- _Listed records_:
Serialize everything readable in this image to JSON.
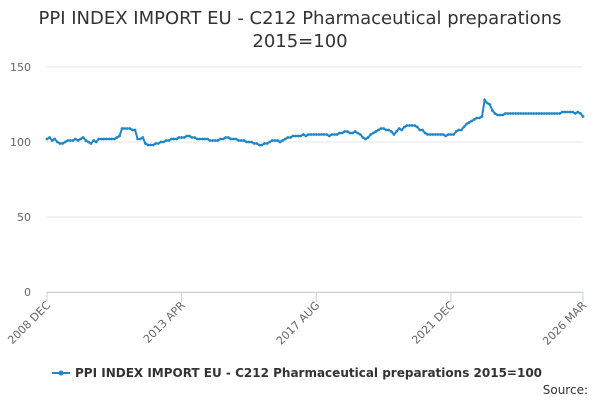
{
  "chart_data": {
    "type": "line",
    "title": [
      "PPI INDEX IMPORT EU - C212 Pharmaceutical preparations",
      "2015=100"
    ],
    "source": "Source:",
    "categories": [
      "2008 DEC",
      null,
      null,
      null,
      null,
      null,
      null,
      null,
      null,
      null,
      null,
      null,
      null,
      null,
      null,
      null,
      null,
      null,
      null,
      null,
      null,
      null,
      null,
      null,
      null,
      null,
      null,
      null,
      null,
      null,
      null,
      null,
      null,
      null,
      null,
      null,
      null,
      null,
      null,
      null,
      null,
      null,
      null,
      null,
      null,
      null,
      null,
      null,
      null,
      null,
      null,
      null,
      "2013 APR",
      null,
      null,
      null,
      null,
      null,
      null,
      null,
      null,
      null,
      null,
      null,
      null,
      null,
      null,
      null,
      null,
      null,
      null,
      null,
      null,
      null,
      null,
      null,
      null,
      null,
      null,
      null,
      null,
      null,
      null,
      null,
      null,
      null,
      null,
      null,
      null,
      null,
      null,
      null,
      null,
      null,
      null,
      null,
      null,
      null,
      null,
      null,
      null,
      null,
      null,
      null,
      "2017 AUG",
      null,
      null,
      null,
      null,
      null,
      null,
      null,
      null,
      null,
      null,
      null,
      null,
      null,
      null,
      null,
      null,
      null,
      null,
      null,
      null,
      null,
      null,
      null,
      null,
      null,
      null,
      null,
      null,
      null,
      null,
      null,
      null,
      null,
      null,
      null,
      null,
      null,
      null,
      null,
      null,
      null,
      null,
      null,
      null,
      null,
      null,
      null,
      null,
      null,
      null,
      null,
      "2021 DEC",
      null,
      null,
      null,
      null,
      null,
      null,
      null,
      null,
      null,
      null,
      null,
      null,
      null,
      null,
      null,
      null,
      null,
      null,
      null,
      null,
      null,
      null,
      null,
      null,
      null,
      null,
      null,
      null,
      null,
      null,
      null,
      null,
      null,
      null,
      null,
      null,
      null,
      null,
      null,
      null,
      null,
      null,
      null,
      null,
      null,
      null,
      null,
      null,
      null,
      null,
      "2026 MAR"
    ],
    "series": [
      {
        "name": "PPI INDEX IMPORT EU - C212 Pharmaceutical preparations 2015=100",
        "color": "#1f87c6",
        "values": [
          102,
          103,
          101,
          102,
          100,
          99,
          99,
          100,
          101,
          101,
          101,
          102,
          101,
          102,
          103,
          101,
          100,
          99,
          101,
          100,
          102,
          102,
          102,
          102,
          102,
          102,
          102,
          103,
          104,
          109,
          109,
          109,
          109,
          108,
          108,
          102,
          102,
          103,
          99,
          98,
          98,
          98,
          99,
          99,
          100,
          100,
          101,
          101,
          102,
          102,
          102,
          103,
          103,
          103,
          104,
          104,
          103,
          103,
          102,
          102,
          102,
          102,
          102,
          101,
          101,
          101,
          101,
          102,
          102,
          103,
          103,
          102,
          102,
          102,
          101,
          101,
          101,
          100,
          100,
          100,
          99,
          99,
          98,
          98,
          99,
          99,
          100,
          101,
          101,
          101,
          100,
          101,
          102,
          103,
          103,
          104,
          104,
          104,
          104,
          105,
          104,
          105,
          105,
          105,
          105,
          105,
          105,
          105,
          105,
          104,
          105,
          105,
          105,
          106,
          106,
          107,
          107,
          106,
          106,
          107,
          106,
          105,
          103,
          102,
          103,
          105,
          106,
          107,
          108,
          109,
          109,
          108,
          108,
          107,
          105,
          107,
          109,
          108,
          110,
          111,
          111,
          111,
          111,
          110,
          108,
          108,
          106,
          105,
          105,
          105,
          105,
          105,
          105,
          105,
          104,
          105,
          105,
          105,
          107,
          108,
          108,
          110,
          112,
          113,
          114,
          115,
          116,
          116,
          117,
          128,
          126,
          125,
          121,
          119,
          118,
          118,
          118,
          119,
          119,
          119,
          119,
          119,
          119,
          119,
          119,
          119,
          119,
          119,
          119,
          119,
          119,
          119,
          119,
          119,
          119,
          119,
          119,
          119,
          119,
          120,
          120,
          120,
          120,
          120,
          119,
          120,
          119,
          117
        ]
      }
    ],
    "ylim": [
      0,
      150
    ],
    "yticks": [
      0,
      50,
      100,
      150
    ],
    "grid": true
  }
}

- _Task_: None of the pictures should appear; repeat the records exactly otherwise.

- _Result for this exercise_:
Serialize everything readable in this image to JSON.
{
  "chart_data": {
    "type": "line",
    "title": [
      "PPI INDEX IMPORT EU - C212 Pharmaceutical preparations",
      "2015=100"
    ],
    "source": "Source:",
    "categories": [
      "2008 DEC",
      null,
      null,
      null,
      null,
      null,
      null,
      null,
      null,
      null,
      null,
      null,
      null,
      null,
      null,
      null,
      null,
      null,
      null,
      null,
      null,
      null,
      null,
      null,
      null,
      null,
      null,
      null,
      null,
      null,
      null,
      null,
      null,
      null,
      null,
      null,
      null,
      null,
      null,
      null,
      null,
      null,
      null,
      null,
      null,
      null,
      null,
      null,
      null,
      null,
      null,
      null,
      "2013 APR",
      null,
      null,
      null,
      null,
      null,
      null,
      null,
      null,
      null,
      null,
      null,
      null,
      null,
      null,
      null,
      null,
      null,
      null,
      null,
      null,
      null,
      null,
      null,
      null,
      null,
      null,
      null,
      null,
      null,
      null,
      null,
      null,
      null,
      null,
      null,
      null,
      null,
      null,
      null,
      null,
      null,
      null,
      null,
      null,
      null,
      null,
      null,
      null,
      null,
      null,
      null,
      "2017 AUG",
      null,
      null,
      null,
      null,
      null,
      null,
      null,
      null,
      null,
      null,
      null,
      null,
      null,
      null,
      null,
      null,
      null,
      null,
      null,
      null,
      null,
      null,
      null,
      null,
      null,
      null,
      null,
      null,
      null,
      null,
      null,
      null,
      null,
      null,
      null,
      null,
      null,
      null,
      null,
      null,
      null,
      null,
      null,
      null,
      null,
      null,
      null,
      null,
      null,
      null,
      null,
      "2021 DEC",
      null,
      null,
      null,
      null,
      null,
      null,
      null,
      null,
      null,
      null,
      null,
      null,
      null,
      null,
      null,
      null,
      null,
      null,
      null,
      null,
      null,
      null,
      null,
      null,
      null,
      null,
      null,
      null,
      null,
      null,
      null,
      null,
      null,
      null,
      null,
      null,
      null,
      null,
      null,
      null,
      null,
      null,
      null,
      null,
      null,
      null,
      null,
      null,
      null,
      null,
      "2026 MAR"
    ],
    "series": [
      {
        "name": "PPI INDEX IMPORT EU - C212 Pharmaceutical preparations 2015=100",
        "color": "#1f87c6",
        "values": [
          102,
          103,
          101,
          102,
          100,
          99,
          99,
          100,
          101,
          101,
          101,
          102,
          101,
          102,
          103,
          101,
          100,
          99,
          101,
          100,
          102,
          102,
          102,
          102,
          102,
          102,
          102,
          103,
          104,
          109,
          109,
          109,
          109,
          108,
          108,
          102,
          102,
          103,
          99,
          98,
          98,
          98,
          99,
          99,
          100,
          100,
          101,
          101,
          102,
          102,
          102,
          103,
          103,
          103,
          104,
          104,
          103,
          103,
          102,
          102,
          102,
          102,
          102,
          101,
          101,
          101,
          101,
          102,
          102,
          103,
          103,
          102,
          102,
          102,
          101,
          101,
          101,
          100,
          100,
          100,
          99,
          99,
          98,
          98,
          99,
          99,
          100,
          101,
          101,
          101,
          100,
          101,
          102,
          103,
          103,
          104,
          104,
          104,
          104,
          105,
          104,
          105,
          105,
          105,
          105,
          105,
          105,
          105,
          105,
          104,
          105,
          105,
          105,
          106,
          106,
          107,
          107,
          106,
          106,
          107,
          106,
          105,
          103,
          102,
          103,
          105,
          106,
          107,
          108,
          109,
          109,
          108,
          108,
          107,
          105,
          107,
          109,
          108,
          110,
          111,
          111,
          111,
          111,
          110,
          108,
          108,
          106,
          105,
          105,
          105,
          105,
          105,
          105,
          105,
          104,
          105,
          105,
          105,
          107,
          108,
          108,
          110,
          112,
          113,
          114,
          115,
          116,
          116,
          117,
          128,
          126,
          125,
          121,
          119,
          118,
          118,
          118,
          119,
          119,
          119,
          119,
          119,
          119,
          119,
          119,
          119,
          119,
          119,
          119,
          119,
          119,
          119,
          119,
          119,
          119,
          119,
          119,
          119,
          119,
          120,
          120,
          120,
          120,
          120,
          119,
          120,
          119,
          117
        ]
      }
    ],
    "ylim": [
      0,
      150
    ],
    "yticks": [
      0,
      50,
      100,
      150
    ],
    "grid": true
  }
}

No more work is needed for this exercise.